TEXTE À LIRE

((

C'est sa troisième participation au concours et à chaque fois, elle se retrouve en finale mais rate de peu la première place. Ace Wilder doit toute sa carrière locale au Melfest : c'est là qu'on l'a découverte, c'est sa plateforme promotionnelle permanente (quand on sait qu'un suédois sur deux regarde la finale, ça laisse songeur) et à chaque fois, ses tubes feel good ("Busy Doin' Nothin'", "Don't Worry") laissent une bonne impression au public. Le titre en lice cette année, "Wild Child", est un gros tube de pop Disney, qui aurait fait la BO idéale d'un reboot du Livre de la Jungle. Dansant et coloré, mais pas suffisamment accrocheur pour partir à Kiev en mai prochain. La quatrième sera la bonne ?

 

 

La country girl de l'étape : Wiktoria

 

Wiktoria était déjà là l'an passé avec "Save Me", qui avait fait son petit effet sur le public, lui assurant un début de carrière plutôt confortable. Wiktoria, c'est un mélange entre la Taylor Swift époque Nashville pour l'attitude, et Christina Aguilera pour le look pageant girl, redneck diva des débuts. C'est la gentille fille à l'image lisse comme une peau de bébé. C'est elle qui a doublé Vaiana pour la version suédoise du dernier Disney, par exemple. "As I Lay Me Down" est un vrai tube mignon (sans doute le meilleur de la sélection), sur lequel la chanteuse peut déployer tous ses skills vocaux, avec un refrain très europop qui rend instantanément heureux. Les bookmakers la donnaient gagnante : le titre réalise en ce moment des scores vertigineux sur Spotify. Pourtant, ce ne sera pas encore pour cette fois.

))

À FAIRE
- A) Traduisez en anglais cette phrase du texte sur le Melfest : « Le titre en lice cette année, "Wild Child", est un gros tube de pop Disney, qui aurait fait la BO idéale d'un reboot du Livre de la Jungle. »
- B) D'après le texte sur le Melfest, les affirmations suivantes sont-elles exactes ? Répondez par oui ou non et citez les mots du texte qui tranchent.
(i) Ace Wilder participe au concours pour la troisième fois.
(ii) Wiktoria participait au concours pour la première fois cette année.
(iii) Les bookmakers voyaient Wiktoria gagner.
- C) Selon le texte sur le Melfest, pourquoi Ace Wilder doit-elle toute sa carrière locale à ce concours ? Répondez en une à trois phrases.
Ces données n'interviennent pas ici.

Lignes d'un jeu de données
((

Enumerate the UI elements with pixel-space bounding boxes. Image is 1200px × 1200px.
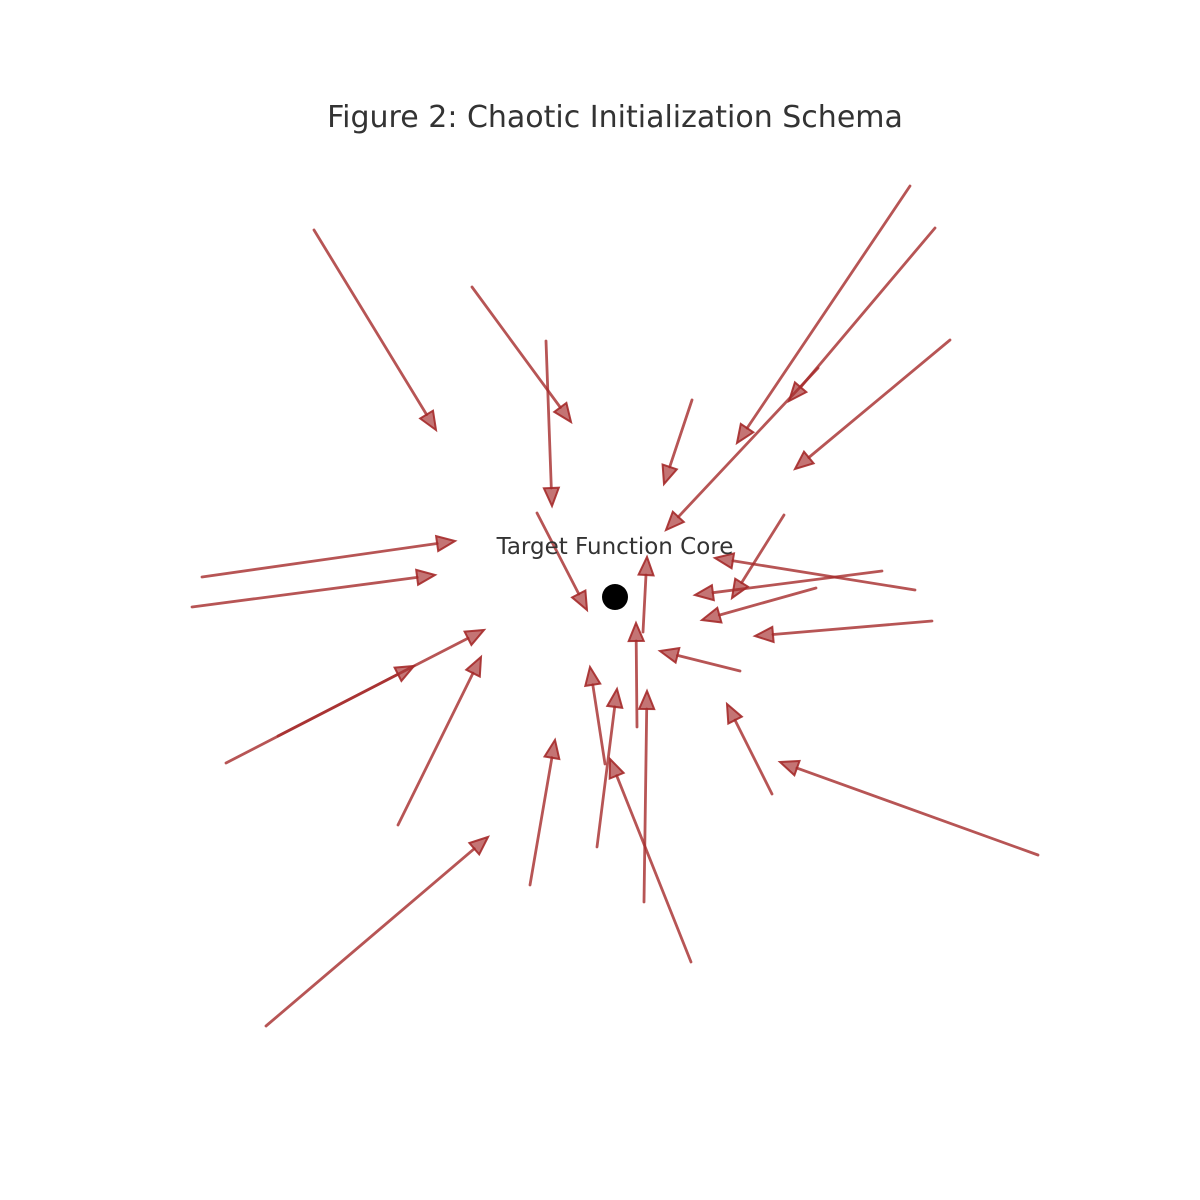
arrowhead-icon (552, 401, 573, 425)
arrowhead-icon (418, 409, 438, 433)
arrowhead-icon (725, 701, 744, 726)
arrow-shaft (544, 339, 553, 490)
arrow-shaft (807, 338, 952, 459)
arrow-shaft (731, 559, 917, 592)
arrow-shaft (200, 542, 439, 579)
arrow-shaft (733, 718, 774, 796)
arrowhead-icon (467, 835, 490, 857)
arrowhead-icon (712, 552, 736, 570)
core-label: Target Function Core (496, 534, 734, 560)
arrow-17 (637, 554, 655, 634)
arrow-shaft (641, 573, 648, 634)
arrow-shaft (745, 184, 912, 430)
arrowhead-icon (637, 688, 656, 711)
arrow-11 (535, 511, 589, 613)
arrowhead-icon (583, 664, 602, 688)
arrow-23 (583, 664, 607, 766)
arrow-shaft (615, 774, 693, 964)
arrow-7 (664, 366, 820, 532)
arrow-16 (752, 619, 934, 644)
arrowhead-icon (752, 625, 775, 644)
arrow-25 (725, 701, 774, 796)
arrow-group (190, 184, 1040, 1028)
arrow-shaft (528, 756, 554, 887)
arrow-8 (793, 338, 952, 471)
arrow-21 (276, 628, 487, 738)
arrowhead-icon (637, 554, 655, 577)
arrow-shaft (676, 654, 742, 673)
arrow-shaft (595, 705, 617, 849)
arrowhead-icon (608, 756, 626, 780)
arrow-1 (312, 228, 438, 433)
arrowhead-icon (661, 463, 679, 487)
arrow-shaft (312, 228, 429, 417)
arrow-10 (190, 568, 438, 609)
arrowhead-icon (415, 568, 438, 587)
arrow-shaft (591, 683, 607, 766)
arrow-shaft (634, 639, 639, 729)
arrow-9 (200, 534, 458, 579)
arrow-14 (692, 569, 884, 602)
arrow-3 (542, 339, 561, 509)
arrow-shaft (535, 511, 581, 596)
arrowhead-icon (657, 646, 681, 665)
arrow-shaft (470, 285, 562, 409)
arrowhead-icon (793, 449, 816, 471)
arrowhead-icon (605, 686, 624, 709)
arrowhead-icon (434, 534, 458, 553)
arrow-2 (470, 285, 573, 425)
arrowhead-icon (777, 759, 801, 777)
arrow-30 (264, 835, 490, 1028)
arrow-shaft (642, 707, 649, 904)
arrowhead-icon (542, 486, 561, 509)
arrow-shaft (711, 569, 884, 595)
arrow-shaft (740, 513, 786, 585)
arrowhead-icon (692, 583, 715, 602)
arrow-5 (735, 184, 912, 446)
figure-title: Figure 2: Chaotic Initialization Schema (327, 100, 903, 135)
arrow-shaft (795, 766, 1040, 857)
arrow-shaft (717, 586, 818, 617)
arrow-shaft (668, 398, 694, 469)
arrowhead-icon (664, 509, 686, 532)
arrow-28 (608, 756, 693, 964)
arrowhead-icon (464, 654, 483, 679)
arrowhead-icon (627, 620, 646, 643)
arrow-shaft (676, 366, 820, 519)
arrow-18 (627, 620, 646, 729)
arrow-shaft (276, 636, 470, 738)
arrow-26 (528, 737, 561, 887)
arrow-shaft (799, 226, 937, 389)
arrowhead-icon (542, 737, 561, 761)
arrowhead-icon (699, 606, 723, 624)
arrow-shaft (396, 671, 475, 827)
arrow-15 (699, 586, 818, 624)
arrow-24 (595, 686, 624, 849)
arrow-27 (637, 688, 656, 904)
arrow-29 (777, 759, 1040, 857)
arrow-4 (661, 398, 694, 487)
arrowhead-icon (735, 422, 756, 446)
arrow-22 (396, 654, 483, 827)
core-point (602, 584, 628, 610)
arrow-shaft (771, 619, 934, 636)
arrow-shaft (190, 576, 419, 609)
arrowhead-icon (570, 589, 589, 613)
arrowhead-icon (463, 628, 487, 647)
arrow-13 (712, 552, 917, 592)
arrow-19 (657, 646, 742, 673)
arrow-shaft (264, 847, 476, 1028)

))
((

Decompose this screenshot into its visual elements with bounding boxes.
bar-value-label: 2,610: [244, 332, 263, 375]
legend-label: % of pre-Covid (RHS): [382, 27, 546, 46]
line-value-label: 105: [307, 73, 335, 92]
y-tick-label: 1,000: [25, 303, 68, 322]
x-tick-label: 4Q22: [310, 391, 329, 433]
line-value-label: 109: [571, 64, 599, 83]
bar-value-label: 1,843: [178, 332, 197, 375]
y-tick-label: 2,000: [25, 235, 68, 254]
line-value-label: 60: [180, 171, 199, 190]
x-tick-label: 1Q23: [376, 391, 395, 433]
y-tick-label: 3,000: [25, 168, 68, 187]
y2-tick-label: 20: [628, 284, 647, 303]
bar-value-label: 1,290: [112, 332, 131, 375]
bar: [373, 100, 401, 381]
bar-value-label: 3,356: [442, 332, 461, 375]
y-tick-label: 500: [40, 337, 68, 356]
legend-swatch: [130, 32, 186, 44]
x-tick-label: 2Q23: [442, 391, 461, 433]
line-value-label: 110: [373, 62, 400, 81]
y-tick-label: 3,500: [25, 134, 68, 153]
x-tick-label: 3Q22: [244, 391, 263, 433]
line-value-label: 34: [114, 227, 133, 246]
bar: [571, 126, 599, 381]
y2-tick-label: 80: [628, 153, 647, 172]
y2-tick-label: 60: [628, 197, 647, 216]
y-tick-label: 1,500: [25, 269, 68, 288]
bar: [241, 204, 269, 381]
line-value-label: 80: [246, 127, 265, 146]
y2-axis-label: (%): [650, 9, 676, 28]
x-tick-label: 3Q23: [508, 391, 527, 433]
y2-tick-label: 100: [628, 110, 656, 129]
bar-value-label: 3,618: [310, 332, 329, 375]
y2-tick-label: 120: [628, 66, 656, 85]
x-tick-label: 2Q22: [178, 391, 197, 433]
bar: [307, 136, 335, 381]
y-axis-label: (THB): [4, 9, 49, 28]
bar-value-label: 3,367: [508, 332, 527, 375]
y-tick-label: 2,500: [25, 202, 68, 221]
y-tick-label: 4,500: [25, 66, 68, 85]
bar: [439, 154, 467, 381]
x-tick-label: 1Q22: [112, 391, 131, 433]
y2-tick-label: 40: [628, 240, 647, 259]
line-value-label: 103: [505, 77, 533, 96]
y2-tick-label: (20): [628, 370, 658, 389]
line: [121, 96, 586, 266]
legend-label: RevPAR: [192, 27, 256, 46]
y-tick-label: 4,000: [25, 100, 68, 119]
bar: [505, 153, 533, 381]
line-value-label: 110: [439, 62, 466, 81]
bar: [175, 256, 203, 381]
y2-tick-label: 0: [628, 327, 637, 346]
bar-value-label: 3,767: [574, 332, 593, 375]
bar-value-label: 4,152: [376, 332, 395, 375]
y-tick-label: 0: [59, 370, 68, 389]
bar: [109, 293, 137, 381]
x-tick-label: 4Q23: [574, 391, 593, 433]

))

RÉPONSES
- A) This year's entry, "Wild Child," is a big Disney-pop hit that would have made the ideal soundtrack for a Jungle Book reboot.

- B)
(i) Oui : « C'est sa troisième participation au concours ».
(ii) Non : « Wiktoria était déjà là l'an passé avec "Save Me" ».
(iii) Oui : « Les bookmakers la donnaient gagnante ».

- C) C'est au Melfest qu'on l'a découverte. Le concours lui sert aussi de plateforme promotionnelle permanente, et ses tubes y laissent chaque fois une bonne impression au public.